REQUIRED WORK: Exactly reproduce each record listed below.

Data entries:
★ ★ ★

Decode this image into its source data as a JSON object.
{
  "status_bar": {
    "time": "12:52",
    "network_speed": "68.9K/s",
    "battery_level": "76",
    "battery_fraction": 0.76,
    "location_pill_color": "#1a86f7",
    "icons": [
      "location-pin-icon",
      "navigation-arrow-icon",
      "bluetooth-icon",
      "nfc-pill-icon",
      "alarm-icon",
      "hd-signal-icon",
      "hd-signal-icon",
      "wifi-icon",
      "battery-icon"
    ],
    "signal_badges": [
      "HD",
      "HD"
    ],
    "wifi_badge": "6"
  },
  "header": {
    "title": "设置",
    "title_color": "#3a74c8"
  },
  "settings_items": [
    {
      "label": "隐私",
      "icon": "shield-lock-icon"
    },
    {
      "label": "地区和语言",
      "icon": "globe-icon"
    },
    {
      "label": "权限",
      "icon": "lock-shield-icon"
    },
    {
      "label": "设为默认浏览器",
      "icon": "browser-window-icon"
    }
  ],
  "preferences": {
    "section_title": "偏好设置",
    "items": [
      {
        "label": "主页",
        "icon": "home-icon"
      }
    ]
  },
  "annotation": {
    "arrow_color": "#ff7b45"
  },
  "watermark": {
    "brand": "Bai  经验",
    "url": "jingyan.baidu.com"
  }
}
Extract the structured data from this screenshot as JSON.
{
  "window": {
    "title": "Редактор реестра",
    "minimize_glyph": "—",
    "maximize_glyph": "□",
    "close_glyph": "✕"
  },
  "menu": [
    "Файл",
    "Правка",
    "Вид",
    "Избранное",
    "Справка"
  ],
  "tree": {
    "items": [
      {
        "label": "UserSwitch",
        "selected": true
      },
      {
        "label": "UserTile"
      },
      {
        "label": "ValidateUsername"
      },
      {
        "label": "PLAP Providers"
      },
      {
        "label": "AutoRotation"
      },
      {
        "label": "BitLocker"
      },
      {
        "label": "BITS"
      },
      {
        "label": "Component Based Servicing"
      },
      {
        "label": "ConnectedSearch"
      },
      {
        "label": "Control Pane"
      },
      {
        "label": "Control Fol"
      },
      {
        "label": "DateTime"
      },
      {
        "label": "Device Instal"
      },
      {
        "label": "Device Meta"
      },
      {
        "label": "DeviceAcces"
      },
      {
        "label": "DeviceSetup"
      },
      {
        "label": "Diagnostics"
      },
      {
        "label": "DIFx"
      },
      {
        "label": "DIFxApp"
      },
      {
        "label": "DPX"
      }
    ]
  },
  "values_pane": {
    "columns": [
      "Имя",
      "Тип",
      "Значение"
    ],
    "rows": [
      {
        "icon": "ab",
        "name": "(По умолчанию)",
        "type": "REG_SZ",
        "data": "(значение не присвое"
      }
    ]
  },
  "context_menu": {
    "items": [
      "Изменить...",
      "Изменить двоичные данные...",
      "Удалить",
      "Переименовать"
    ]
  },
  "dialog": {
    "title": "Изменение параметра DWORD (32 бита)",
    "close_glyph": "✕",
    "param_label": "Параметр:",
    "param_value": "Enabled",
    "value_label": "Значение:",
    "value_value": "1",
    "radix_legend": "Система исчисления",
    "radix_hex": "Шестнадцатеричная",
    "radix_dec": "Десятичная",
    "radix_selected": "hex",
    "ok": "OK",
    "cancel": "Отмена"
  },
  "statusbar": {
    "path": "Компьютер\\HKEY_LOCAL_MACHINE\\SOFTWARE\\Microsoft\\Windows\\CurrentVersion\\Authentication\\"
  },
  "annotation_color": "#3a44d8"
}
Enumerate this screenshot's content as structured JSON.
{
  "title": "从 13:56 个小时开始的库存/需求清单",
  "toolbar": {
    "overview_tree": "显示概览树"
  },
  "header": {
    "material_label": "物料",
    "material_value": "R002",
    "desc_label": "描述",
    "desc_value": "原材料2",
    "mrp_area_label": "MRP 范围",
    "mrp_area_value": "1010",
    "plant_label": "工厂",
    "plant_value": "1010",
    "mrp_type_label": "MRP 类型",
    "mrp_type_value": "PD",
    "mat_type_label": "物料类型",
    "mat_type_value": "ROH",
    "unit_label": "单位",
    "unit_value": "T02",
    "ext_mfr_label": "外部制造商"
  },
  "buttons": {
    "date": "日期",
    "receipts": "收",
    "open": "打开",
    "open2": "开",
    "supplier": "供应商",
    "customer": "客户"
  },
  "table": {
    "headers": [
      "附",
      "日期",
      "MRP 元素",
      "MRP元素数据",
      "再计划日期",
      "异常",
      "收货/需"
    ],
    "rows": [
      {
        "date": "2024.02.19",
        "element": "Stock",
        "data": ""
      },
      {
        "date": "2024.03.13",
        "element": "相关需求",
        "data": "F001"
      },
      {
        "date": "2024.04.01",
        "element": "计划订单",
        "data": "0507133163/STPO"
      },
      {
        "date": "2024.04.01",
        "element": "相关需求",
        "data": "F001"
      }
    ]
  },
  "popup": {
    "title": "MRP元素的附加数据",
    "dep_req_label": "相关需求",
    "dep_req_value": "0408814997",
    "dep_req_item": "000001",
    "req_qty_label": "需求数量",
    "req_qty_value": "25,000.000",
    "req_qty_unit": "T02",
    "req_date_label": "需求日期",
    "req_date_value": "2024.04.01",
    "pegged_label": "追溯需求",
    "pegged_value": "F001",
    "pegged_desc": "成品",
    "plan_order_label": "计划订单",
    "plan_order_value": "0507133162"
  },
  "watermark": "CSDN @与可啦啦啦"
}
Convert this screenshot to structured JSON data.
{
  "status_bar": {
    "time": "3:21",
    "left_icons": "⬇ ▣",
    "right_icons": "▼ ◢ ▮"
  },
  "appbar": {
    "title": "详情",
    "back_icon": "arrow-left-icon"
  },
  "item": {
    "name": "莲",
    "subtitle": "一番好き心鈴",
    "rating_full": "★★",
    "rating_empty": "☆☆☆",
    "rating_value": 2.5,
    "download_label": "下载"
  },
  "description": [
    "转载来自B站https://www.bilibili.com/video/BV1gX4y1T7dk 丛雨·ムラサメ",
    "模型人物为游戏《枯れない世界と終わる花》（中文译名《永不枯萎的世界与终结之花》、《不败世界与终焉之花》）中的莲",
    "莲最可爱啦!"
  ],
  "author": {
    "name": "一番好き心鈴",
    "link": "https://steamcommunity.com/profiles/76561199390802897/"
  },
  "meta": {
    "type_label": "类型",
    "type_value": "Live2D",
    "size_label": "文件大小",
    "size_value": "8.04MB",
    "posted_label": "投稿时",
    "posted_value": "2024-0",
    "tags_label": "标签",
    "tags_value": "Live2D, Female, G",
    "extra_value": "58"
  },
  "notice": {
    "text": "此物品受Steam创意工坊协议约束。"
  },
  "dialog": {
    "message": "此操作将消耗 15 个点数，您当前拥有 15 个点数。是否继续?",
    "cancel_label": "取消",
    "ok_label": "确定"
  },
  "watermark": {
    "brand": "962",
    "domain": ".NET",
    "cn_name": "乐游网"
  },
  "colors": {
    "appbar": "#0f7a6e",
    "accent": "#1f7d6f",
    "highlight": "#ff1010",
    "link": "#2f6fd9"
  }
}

★ ★ ★

COMPLETED EXERCISE:
Decode this image into its source data as a JSON object.
{
  "status_bar": {
    "time": "12:52",
    "network_speed": "68.9K/s",
    "battery_level": "76",
    "battery_fraction": 0.76,
    "location_pill_color": "#1a86f7",
    "icons": [
      "location-pin-icon",
      "navigation-arrow-icon",
      "bluetooth-icon",
      "nfc-pill-icon",
      "alarm-icon",
      "hd-signal-icon",
      "hd-signal-icon",
      "wifi-icon",
      "battery-icon"
    ],
    "signal_badges": [
      "HD",
      "HD"
    ],
    "wifi_badge": "6"
  },
  "header": {
    "title": "设置",
    "title_color": "#3a74c8"
  },
  "settings_items": [
    {
      "label": "隐私",
      "icon": "shield-lock-icon"
    },
    {
      "label": "地区和语言",
      "icon": "globe-icon"
    },
    {
      "label": "权限",
      "icon": "lock-shield-icon"
    },
    {
      "label": "设为默认浏览器",
      "icon": "browser-window-icon"
    }
  ],
  "preferences": {
    "section_title": "偏好设置",
    "items": [
      {
        "label": "主页",
        "icon": "home-icon"
      }
    ]
  },
  "annotation": {
    "arrow_color": "#ff7b45"
  },
  "watermark": {
    "brand": "Bai  经验",
    "url": "jingyan.baidu.com"
  }
}
Extract the structured data from this screenshot as JSON.
{
  "window": {
    "title": "Редактор реестра",
    "minimize_glyph": "—",
    "maximize_glyph": "□",
    "close_glyph": "✕"
  },
  "menu": [
    "Файл",
    "Правка",
    "Вид",
    "Избранное",
    "Справка"
  ],
  "tree": {
    "items": [
      {
        "label": "UserSwitch",
        "selected": true
      },
      {
        "label": "UserTile"
      },
      {
        "label": "ValidateUsername"
      },
      {
        "label": "PLAP Providers"
      },
      {
        "label": "AutoRotation"
      },
      {
        "label": "BitLocker"
      },
      {
        "label": "BITS"
      },
      {
        "label": "Component Based Servicing"
      },
      {
        "label": "ConnectedSearch"
      },
      {
        "label": "Control Pane"
      },
      {
        "label": "Control Fol"
      },
      {
        "label": "DateTime"
      },
      {
        "label": "Device Instal"
      },
      {
        "label": "Device Meta"
      },
      {
        "label": "DeviceAcces"
      },
      {
        "label": "DeviceSetup"
      },
      {
        "label": "Diagnostics"
      },
      {
        "label": "DIFx"
      },
      {
        "label": "DIFxApp"
      },
      {
        "label": "DPX"
      }
    ]
  },
  "values_pane": {
    "columns": [
      "Имя",
      "Тип",
      "Значение"
    ],
    "rows": [
      {
        "icon": "ab",
        "name": "(По умолчанию)",
        "type": "REG_SZ",
        "data": "(значение не присвое"
      }
    ]
  },
  "context_menu": {
    "items": [
      "Изменить...",
      "Изменить двоичные данные...",
      "Удалить",
      "Переименовать"
    ]
  },
  "dialog": {
    "title": "Изменение параметра DWORD (32 бита)",
    "close_glyph": "✕",
    "param_label": "Параметр:",
    "param_value": "Enabled",
    "value_label": "Значение:",
    "value_value": "1",
    "radix_legend": "Система исчисления",
    "radix_hex": "Шестнадцатеричная",
    "radix_dec": "Десятичная",
    "radix_selected": "hex",
    "ok": "OK",
    "cancel": "Отмена"
  },
  "statusbar": {
    "path": "Компьютер\\HKEY_LOCAL_MACHINE\\SOFTWARE\\Microsoft\\Windows\\CurrentVersion\\Authentication\\"
  },
  "annotation_color": "#3a44d8"
}
Enumerate this screenshot's content as structured JSON.
{
  "title": "从 13:56 个小时开始的库存/需求清单",
  "toolbar": {
    "overview_tree": "显示概览树"
  },
  "header": {
    "material_label": "物料",
    "material_value": "R002",
    "desc_label": "描述",
    "desc_value": "原材料2",
    "mrp_area_label": "MRP 范围",
    "mrp_area_value": "1010",
    "plant_label": "工厂",
    "plant_value": "1010",
    "mrp_type_label": "MRP 类型",
    "mrp_type_value": "PD",
    "mat_type_label": "物料类型",
    "mat_type_value": "ROH",
    "unit_label": "单位",
    "unit_value": "T02",
    "ext_mfr_label": "外部制造商"
  },
  "buttons": {
    "date": "日期",
    "receipts": "收",
    "open": "打开",
    "open2": "开",
    "supplier": "供应商",
    "customer": "客户"
  },
  "table": {
    "headers": [
      "附",
      "日期",
      "MRP 元素",
      "MRP元素数据",
      "再计划日期",
      "异常",
      "收货/需"
    ],
    "rows": [
      {
        "date": "2024.02.19",
        "element": "Stock",
        "data": ""
      },
      {
        "date": "2024.03.13",
        "element": "相关需求",
        "data": "F001"
      },
      {
        "date": "2024.04.01",
        "element": "计划订单",
        "data": "0507133163/STPO"
      },
      {
        "date": "2024.04.01",
        "element": "相关需求",
        "data": "F001"
      }
    ]
  },
  "popup": {
    "title": "MRP元素的附加数据",
    "dep_req_label": "相关需求",
    "dep_req_value": "0408814997",
    "dep_req_item": "000001",
    "req_qty_label": "需求数量",
    "req_qty_value": "25,000.000",
    "req_qty_unit": "T02",
    "req_date_label": "需求日期",
    "req_date_value": "2024.04.01",
    "pegged_label": "追溯需求",
    "pegged_value": "F001",
    "pegged_desc": "成品",
    "plan_order_label": "计划订单",
    "plan_order_value": "0507133162"
  },
  "watermark": "CSDN @与可啦啦啦"
}
Convert this screenshot to structured JSON data.
{
  "status_bar": {
    "time": "3:21",
    "left_icons": "⬇ ▣",
    "right_icons": "▼ ◢ ▮"
  },
  "appbar": {
    "title": "详情",
    "back_icon": "arrow-left-icon"
  },
  "item": {
    "name": "莲",
    "subtitle": "一番好き心鈴",
    "rating_full": "★★",
    "rating_empty": "☆☆☆",
    "rating_value": 2.5,
    "download_label": "下载"
  },
  "description": [
    "转载来自B站https://www.bilibili.com/video/BV1gX4y1T7dk 丛雨·ムラサメ",
    "模型人物为游戏《枯れない世界と終わる花》（中文译名《永不枯萎的世界与终结之花》、《不败世界与终焉之花》）中的莲",
    "莲最可爱啦!"
  ],
  "author": {
    "name": "一番好き心鈴",
    "link": "https://steamcommunity.com/profiles/76561199390802897/"
  },
  "meta": {
    "type_label": "类型",
    "type_value": "Live2D",
    "size_label": "文件大小",
    "size_value": "8.04MB",
    "posted_label": "投稿时",
    "posted_value": "2024-0",
    "tags_label": "标签",
    "tags_value": "Live2D, Female, G",
    "extra_value": "58"
  },
  "notice": {
    "text": "此物品受Steam创意工坊协议约束。"
  },
  "dialog": {
    "message": "此操作将消耗 15 个点数，您当前拥有 15 个点数。是否继续?",
    "cancel_label": "取消",
    "ok_label": "确定"
  },
  "watermark": {
    "brand": "962",
    "domain": ".NET",
    "cn_name": "乐游网"
  },
  "colors": {
    "appbar": "#0f7a6e",
    "accent": "#1f7d6f",
    "highlight": "#ff1010",
    "link": "#2f6fd9"
  }
}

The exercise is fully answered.